======== Data shown ========
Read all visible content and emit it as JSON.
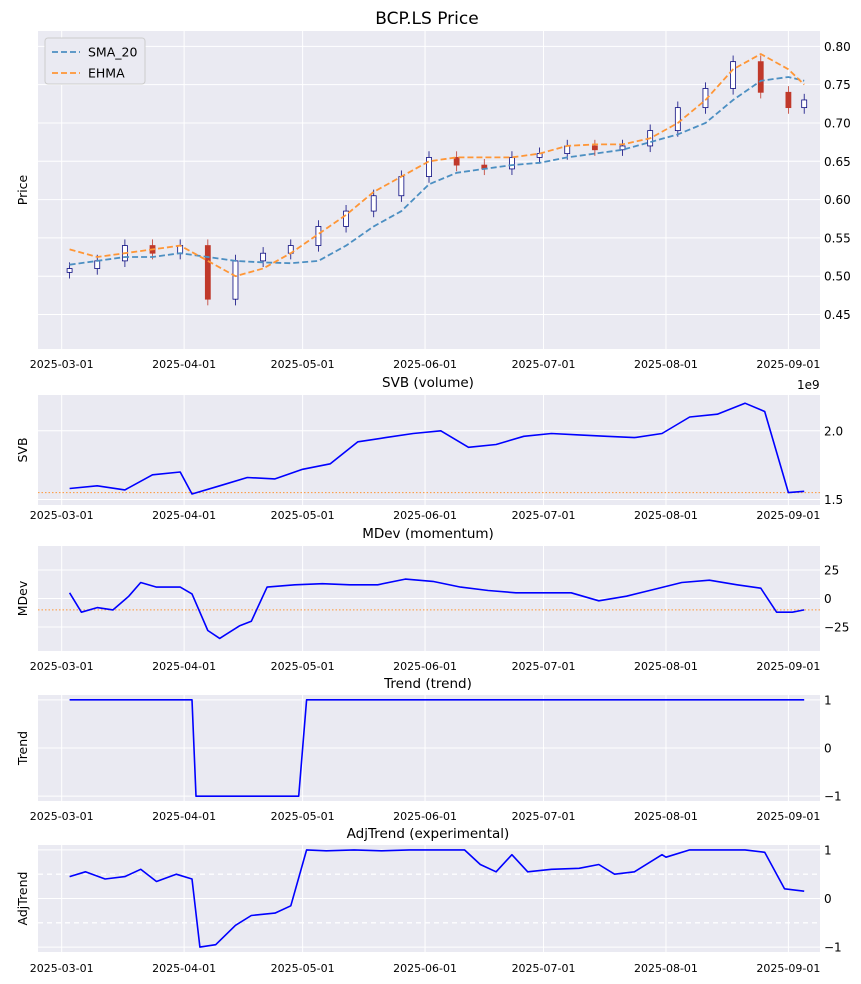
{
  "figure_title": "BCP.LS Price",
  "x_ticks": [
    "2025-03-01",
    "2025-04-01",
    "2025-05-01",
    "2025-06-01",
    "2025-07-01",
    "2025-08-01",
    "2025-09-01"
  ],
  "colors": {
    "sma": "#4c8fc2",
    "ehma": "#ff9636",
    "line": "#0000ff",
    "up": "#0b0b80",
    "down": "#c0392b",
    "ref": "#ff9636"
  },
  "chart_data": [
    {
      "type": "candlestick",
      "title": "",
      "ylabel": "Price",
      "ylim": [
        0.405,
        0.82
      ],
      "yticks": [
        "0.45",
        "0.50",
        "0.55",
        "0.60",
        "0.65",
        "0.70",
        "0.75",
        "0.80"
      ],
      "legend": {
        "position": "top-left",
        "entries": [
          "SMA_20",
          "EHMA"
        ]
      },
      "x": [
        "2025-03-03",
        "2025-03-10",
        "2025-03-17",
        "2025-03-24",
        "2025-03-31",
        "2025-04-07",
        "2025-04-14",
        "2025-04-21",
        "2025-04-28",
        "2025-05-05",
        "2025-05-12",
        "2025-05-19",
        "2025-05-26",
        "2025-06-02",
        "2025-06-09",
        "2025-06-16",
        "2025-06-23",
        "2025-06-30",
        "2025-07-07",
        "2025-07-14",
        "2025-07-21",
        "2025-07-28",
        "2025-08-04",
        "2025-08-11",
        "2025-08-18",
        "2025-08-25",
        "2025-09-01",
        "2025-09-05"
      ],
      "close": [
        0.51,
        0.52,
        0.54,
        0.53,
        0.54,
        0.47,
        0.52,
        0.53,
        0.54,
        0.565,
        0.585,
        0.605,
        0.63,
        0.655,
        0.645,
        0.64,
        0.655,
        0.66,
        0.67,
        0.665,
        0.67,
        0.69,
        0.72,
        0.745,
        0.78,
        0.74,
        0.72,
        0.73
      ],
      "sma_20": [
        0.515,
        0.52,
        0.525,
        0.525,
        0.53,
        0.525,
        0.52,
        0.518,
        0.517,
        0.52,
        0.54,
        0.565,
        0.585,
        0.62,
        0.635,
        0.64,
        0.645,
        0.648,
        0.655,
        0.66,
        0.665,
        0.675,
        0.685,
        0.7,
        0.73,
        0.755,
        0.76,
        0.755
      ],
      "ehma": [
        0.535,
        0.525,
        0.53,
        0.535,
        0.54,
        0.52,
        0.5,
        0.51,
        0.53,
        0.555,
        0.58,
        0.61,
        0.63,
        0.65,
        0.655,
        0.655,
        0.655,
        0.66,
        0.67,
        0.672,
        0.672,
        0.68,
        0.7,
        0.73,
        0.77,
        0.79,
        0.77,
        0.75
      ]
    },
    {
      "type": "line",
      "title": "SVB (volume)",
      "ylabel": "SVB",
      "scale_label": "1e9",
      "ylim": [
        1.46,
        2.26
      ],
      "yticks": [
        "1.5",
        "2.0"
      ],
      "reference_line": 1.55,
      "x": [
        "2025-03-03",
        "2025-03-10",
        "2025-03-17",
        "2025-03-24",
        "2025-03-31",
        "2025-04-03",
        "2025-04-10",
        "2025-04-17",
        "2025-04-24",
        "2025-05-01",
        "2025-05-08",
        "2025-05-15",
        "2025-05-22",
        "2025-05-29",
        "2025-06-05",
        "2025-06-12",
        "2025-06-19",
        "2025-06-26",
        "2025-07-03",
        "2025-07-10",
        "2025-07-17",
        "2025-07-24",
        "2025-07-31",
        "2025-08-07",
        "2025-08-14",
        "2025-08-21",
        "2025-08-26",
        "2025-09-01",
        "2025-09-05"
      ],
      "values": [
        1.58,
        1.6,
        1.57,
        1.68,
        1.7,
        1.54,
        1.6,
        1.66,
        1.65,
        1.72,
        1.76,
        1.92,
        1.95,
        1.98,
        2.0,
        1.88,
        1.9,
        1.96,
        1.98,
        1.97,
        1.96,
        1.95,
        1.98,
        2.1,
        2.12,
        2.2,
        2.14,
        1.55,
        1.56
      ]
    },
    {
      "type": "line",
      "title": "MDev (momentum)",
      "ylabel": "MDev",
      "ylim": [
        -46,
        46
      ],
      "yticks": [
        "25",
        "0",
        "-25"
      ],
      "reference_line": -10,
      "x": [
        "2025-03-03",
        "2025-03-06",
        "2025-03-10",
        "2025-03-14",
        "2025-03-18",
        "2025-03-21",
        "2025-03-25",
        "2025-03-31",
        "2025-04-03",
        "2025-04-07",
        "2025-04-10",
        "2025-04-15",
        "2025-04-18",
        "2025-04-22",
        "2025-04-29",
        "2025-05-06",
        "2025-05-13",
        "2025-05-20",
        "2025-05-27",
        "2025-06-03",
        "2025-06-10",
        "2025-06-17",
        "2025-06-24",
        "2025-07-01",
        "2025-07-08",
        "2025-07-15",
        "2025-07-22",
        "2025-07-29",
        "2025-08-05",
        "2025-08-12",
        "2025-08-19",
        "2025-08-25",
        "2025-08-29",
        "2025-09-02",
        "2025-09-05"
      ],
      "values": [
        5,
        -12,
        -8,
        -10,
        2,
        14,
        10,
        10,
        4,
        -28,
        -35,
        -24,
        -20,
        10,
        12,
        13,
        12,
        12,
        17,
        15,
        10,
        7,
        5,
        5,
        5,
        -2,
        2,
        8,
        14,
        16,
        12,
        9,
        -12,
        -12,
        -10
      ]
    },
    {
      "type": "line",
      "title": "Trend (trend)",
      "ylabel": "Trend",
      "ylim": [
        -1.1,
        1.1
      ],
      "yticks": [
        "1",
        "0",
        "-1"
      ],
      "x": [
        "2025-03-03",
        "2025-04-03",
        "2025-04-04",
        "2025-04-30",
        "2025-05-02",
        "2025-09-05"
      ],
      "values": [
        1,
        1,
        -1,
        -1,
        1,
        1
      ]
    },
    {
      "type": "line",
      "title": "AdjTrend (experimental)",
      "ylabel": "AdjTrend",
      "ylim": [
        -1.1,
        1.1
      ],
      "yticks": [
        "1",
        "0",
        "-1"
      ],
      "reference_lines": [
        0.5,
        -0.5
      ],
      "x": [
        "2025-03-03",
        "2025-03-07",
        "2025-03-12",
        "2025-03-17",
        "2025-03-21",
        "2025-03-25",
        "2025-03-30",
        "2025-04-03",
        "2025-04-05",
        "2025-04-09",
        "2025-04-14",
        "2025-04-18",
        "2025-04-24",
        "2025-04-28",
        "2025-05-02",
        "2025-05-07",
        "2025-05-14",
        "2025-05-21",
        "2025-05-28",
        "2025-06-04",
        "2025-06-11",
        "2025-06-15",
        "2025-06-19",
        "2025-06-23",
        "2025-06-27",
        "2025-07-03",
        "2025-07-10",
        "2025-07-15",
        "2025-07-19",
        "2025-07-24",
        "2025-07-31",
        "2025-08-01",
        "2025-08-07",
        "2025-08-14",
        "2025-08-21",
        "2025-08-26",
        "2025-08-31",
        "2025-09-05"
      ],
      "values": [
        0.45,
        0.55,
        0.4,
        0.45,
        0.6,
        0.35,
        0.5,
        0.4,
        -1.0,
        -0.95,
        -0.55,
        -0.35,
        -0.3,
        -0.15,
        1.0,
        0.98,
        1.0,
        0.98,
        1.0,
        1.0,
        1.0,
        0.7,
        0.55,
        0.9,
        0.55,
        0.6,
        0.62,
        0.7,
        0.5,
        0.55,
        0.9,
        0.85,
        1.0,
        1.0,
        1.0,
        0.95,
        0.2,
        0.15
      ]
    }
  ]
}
========
Using the records above, copy each line that contains "AdjTrend".

      "title": "AdjTrend (experimental)",
      "ylabel": "AdjTrend",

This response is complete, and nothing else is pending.